>> start Given entries
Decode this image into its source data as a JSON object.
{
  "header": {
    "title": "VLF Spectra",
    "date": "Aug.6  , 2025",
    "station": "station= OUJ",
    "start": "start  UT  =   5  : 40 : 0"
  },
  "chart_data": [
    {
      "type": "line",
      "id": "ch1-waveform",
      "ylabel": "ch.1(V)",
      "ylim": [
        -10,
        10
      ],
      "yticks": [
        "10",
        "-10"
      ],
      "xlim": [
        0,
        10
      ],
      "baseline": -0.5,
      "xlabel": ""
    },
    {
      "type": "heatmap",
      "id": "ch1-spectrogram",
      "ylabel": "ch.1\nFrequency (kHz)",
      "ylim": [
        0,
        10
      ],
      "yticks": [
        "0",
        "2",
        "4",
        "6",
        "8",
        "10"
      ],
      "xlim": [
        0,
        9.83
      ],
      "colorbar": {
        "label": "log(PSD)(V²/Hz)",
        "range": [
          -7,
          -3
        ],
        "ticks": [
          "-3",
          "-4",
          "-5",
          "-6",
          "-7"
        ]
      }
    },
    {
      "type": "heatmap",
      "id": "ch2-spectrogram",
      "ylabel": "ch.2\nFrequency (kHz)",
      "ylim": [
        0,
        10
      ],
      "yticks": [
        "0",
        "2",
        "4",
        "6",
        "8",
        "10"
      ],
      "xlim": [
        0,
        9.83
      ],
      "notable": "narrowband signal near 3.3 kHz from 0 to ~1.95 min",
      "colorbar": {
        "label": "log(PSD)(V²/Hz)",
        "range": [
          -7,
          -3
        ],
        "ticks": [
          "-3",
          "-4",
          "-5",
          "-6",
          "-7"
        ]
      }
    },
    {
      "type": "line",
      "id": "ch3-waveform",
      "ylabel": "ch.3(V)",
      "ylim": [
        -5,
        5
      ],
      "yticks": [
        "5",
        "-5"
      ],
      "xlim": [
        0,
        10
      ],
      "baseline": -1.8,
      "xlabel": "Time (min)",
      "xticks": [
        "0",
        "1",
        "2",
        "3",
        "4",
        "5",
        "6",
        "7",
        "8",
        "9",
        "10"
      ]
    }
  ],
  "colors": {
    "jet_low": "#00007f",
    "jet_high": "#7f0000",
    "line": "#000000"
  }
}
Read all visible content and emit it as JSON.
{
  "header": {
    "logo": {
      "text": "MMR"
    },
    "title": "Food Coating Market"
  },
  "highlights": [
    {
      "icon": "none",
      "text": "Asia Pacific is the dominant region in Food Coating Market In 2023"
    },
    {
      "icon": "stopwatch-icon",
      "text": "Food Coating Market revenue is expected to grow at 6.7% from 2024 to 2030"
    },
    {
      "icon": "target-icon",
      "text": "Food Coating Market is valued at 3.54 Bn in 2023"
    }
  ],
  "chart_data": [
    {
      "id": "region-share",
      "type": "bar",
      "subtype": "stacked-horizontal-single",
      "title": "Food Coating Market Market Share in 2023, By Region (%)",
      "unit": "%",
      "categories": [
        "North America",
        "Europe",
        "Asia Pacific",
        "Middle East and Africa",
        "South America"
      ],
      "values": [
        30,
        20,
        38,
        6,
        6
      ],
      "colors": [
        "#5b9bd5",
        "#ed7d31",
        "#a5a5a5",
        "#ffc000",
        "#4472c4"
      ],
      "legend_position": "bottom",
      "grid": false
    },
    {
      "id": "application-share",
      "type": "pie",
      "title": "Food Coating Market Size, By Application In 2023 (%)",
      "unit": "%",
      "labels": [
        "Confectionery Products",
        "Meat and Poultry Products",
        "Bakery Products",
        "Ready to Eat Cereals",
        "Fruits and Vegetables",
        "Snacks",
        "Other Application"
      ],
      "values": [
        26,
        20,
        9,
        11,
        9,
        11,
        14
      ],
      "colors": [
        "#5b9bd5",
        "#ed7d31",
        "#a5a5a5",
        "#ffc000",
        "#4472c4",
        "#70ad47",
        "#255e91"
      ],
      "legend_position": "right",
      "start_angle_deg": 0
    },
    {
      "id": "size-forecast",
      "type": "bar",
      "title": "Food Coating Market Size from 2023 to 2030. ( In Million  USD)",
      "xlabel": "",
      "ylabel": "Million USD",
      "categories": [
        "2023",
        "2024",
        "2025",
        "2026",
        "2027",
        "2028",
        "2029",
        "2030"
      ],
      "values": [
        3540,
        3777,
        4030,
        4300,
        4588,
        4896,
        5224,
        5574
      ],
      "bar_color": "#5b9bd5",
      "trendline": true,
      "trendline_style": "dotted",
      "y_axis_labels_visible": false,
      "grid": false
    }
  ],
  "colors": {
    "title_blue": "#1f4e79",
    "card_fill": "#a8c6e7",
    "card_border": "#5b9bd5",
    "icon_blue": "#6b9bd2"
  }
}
>> end Given entries
> Given instruction: Among the entries above, how many lines hold the string "spectrogram"? Give the number by itself.

> Task response: 2